* begin *

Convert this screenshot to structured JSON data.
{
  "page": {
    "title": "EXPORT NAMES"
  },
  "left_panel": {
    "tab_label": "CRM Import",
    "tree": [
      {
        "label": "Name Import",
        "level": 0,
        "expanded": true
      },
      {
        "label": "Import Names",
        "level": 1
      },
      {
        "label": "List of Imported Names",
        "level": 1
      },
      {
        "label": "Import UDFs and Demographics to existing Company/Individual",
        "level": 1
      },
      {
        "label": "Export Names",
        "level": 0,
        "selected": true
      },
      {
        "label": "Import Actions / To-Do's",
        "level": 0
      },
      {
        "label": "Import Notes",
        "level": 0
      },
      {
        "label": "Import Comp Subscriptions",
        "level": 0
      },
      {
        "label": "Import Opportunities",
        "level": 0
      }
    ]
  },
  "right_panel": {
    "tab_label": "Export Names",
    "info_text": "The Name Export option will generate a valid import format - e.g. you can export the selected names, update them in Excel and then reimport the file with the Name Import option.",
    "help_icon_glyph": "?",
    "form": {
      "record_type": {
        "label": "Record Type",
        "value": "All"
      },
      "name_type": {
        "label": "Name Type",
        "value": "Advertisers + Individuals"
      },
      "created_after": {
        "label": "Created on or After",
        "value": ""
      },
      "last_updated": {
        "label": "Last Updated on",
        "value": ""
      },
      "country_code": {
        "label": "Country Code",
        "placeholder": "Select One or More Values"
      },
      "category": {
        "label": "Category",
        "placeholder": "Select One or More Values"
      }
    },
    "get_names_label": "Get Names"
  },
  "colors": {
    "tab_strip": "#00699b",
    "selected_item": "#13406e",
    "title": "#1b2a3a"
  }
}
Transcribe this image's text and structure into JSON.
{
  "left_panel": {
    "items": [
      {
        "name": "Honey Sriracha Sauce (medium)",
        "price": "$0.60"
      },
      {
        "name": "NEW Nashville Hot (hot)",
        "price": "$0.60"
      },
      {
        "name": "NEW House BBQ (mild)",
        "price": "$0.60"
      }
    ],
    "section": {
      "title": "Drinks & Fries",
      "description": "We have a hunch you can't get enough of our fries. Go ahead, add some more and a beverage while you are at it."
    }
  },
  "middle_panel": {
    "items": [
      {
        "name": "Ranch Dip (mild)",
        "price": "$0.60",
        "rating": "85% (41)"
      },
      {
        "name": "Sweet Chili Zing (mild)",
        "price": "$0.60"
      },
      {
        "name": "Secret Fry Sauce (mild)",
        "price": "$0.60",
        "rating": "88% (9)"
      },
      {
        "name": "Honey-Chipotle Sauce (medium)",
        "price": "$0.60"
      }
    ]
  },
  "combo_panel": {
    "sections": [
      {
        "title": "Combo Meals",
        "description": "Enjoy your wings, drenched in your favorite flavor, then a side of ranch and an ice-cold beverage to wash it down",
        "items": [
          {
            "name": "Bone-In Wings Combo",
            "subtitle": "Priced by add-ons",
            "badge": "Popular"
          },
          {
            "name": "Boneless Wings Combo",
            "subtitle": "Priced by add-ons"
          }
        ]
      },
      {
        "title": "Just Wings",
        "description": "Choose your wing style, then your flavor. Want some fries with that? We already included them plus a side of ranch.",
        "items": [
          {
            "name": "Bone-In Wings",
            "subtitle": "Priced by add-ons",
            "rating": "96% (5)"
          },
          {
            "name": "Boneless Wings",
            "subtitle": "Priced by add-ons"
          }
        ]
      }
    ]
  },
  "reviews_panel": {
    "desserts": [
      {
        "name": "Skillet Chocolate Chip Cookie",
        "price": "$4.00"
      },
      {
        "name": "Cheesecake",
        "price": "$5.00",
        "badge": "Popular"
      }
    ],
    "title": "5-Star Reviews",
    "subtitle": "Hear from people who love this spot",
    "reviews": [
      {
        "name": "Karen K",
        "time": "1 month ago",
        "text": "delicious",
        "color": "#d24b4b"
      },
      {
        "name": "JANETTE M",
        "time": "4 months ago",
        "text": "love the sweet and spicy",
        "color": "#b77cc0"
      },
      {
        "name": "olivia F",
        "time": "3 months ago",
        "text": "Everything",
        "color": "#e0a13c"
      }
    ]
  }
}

* end *

**Exercise task:**
Above are the records. Identify each line that contains the word "JSON".

**Answer below:**
Convert this screenshot to structured JSON data.
Transcribe this image's text and structure into JSON.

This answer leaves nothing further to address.